>> BEGIN RECORDS SHOWN
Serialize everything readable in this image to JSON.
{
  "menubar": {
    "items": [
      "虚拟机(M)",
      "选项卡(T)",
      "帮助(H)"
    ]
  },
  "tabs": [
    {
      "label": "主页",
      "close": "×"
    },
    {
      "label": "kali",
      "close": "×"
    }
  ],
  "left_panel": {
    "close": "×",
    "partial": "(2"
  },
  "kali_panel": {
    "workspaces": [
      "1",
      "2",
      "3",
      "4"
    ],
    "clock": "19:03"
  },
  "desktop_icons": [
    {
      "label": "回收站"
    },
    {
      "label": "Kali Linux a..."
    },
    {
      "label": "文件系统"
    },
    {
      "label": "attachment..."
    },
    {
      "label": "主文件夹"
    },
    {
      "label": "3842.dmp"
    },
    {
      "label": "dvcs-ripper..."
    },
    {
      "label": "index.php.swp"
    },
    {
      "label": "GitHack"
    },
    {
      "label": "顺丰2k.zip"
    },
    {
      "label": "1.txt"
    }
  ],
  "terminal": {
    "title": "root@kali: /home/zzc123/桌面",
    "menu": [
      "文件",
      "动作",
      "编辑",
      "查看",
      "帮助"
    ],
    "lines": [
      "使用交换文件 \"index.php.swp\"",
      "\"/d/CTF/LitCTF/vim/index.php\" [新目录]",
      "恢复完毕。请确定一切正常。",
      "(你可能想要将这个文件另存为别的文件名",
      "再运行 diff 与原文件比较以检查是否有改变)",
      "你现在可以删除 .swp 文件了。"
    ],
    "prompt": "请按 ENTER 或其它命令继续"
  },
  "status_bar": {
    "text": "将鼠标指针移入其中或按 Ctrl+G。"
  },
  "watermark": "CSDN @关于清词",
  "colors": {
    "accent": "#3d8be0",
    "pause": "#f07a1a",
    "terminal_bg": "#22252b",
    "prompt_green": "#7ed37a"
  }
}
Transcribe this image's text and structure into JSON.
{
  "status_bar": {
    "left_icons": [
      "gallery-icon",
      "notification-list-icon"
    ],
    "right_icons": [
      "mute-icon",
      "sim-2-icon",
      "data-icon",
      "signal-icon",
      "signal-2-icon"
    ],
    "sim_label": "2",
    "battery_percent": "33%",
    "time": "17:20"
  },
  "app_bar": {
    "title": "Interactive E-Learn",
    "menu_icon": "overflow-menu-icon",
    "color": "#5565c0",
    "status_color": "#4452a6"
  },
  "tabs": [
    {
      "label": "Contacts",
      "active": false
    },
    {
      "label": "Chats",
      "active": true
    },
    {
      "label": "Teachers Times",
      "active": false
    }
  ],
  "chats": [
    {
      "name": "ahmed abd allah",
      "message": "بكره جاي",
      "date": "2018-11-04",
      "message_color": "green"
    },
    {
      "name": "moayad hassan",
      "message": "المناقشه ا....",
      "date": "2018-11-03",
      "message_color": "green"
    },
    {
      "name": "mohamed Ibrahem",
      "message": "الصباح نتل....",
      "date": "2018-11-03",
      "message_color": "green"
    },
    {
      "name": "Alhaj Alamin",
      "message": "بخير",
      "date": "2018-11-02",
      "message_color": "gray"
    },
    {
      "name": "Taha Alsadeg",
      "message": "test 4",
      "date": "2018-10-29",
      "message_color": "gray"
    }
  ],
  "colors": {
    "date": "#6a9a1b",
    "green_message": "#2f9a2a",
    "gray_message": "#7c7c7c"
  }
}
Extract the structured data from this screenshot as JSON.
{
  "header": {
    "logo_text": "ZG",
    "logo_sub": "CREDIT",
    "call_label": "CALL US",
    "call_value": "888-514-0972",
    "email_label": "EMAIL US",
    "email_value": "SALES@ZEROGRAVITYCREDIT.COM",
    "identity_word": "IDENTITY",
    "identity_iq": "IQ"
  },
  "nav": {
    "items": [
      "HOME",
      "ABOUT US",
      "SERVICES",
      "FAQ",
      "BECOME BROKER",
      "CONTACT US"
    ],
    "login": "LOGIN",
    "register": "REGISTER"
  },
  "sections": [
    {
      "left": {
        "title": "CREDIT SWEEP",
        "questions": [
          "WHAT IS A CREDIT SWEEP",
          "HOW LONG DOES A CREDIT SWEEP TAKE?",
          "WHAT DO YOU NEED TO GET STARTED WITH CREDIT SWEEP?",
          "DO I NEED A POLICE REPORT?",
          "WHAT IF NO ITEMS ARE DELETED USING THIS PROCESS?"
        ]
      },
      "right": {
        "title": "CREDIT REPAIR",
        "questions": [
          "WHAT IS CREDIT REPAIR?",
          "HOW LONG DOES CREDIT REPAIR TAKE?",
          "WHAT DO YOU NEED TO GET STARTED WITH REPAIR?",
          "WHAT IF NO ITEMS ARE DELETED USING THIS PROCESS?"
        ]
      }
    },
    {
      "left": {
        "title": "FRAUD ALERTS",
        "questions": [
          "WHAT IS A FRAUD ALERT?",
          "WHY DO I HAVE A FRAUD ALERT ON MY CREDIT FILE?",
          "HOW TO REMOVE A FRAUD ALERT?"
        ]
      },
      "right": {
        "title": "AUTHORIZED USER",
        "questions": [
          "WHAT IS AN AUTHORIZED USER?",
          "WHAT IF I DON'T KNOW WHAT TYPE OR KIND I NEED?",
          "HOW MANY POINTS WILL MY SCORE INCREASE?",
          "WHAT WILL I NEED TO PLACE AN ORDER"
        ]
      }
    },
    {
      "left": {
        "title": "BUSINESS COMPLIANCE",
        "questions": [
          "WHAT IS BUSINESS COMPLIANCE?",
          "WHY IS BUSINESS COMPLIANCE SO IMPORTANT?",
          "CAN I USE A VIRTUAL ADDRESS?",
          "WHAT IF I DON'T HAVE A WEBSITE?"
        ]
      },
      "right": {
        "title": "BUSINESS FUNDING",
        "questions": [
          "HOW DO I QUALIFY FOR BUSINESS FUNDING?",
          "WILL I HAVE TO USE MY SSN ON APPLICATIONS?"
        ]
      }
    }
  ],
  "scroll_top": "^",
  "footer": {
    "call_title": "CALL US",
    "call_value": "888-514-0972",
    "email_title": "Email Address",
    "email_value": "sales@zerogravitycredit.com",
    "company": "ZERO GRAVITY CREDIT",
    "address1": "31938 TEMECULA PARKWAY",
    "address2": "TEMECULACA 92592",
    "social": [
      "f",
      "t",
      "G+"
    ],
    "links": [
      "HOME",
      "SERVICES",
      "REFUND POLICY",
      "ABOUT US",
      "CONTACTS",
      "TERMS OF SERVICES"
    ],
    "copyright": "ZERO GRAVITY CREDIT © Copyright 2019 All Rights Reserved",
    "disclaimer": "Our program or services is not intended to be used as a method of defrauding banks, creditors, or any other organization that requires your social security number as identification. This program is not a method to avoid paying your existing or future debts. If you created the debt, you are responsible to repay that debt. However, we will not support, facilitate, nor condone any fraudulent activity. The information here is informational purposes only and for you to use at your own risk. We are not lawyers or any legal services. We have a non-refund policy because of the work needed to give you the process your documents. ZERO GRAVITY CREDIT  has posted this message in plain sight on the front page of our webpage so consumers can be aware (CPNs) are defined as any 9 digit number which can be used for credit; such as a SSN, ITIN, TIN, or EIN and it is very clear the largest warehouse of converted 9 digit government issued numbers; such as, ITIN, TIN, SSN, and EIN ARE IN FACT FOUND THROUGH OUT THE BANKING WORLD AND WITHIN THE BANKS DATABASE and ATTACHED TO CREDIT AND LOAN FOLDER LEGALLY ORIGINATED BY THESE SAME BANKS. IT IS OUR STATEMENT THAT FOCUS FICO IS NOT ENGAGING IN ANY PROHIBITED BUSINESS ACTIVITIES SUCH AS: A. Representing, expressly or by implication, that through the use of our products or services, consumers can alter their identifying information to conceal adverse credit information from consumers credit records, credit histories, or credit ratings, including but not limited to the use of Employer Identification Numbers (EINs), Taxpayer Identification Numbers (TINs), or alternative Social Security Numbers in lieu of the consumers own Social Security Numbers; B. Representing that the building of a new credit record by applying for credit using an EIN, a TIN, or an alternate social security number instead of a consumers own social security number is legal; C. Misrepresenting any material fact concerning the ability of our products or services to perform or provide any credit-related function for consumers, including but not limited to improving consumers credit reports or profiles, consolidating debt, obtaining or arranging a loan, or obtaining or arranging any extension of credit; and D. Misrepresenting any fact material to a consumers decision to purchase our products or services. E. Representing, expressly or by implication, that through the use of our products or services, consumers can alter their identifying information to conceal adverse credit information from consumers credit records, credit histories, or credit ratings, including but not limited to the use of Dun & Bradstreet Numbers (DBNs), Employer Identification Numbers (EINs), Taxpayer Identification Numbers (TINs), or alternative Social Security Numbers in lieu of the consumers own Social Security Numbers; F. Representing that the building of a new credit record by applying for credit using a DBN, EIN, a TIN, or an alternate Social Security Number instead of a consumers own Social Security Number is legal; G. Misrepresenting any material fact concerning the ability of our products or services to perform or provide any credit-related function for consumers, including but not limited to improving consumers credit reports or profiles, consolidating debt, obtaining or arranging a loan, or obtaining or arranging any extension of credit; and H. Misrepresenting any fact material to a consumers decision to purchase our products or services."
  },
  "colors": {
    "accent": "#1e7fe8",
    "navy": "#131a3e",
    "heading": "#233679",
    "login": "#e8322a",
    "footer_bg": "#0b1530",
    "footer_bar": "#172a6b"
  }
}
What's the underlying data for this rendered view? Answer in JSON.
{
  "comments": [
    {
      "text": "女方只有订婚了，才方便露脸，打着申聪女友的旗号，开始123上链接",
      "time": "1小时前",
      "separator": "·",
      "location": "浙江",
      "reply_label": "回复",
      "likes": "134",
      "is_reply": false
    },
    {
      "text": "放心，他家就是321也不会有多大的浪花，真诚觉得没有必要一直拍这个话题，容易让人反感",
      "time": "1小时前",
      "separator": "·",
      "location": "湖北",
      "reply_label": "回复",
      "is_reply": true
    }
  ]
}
>> END RECORDS SHOWN
AIM:
Using the records above, please retype only the run of lines from the line holding "What's the underlying" through the last line, both ends included.

COMPLETE RESPONSE:
What's the underlying data for this rendered view? Answer in JSON.
{
  "comments": [
    {
      "text": "女方只有订婚了，才方便露脸，打着申聪女友的旗号，开始123上链接",
      "time": "1小时前",
      "separator": "·",
      "location": "浙江",
      "reply_label": "回复",
      "likes": "134",
      "is_reply": false
    },
    {
      "text": "放心，他家就是321也不会有多大的浪花，真诚觉得没有必要一直拍这个话题，容易让人反感",
      "time": "1小时前",
      "separator": "·",
      "location": "湖北",
      "reply_label": "回复",
      "is_reply": true
    }
  ]
}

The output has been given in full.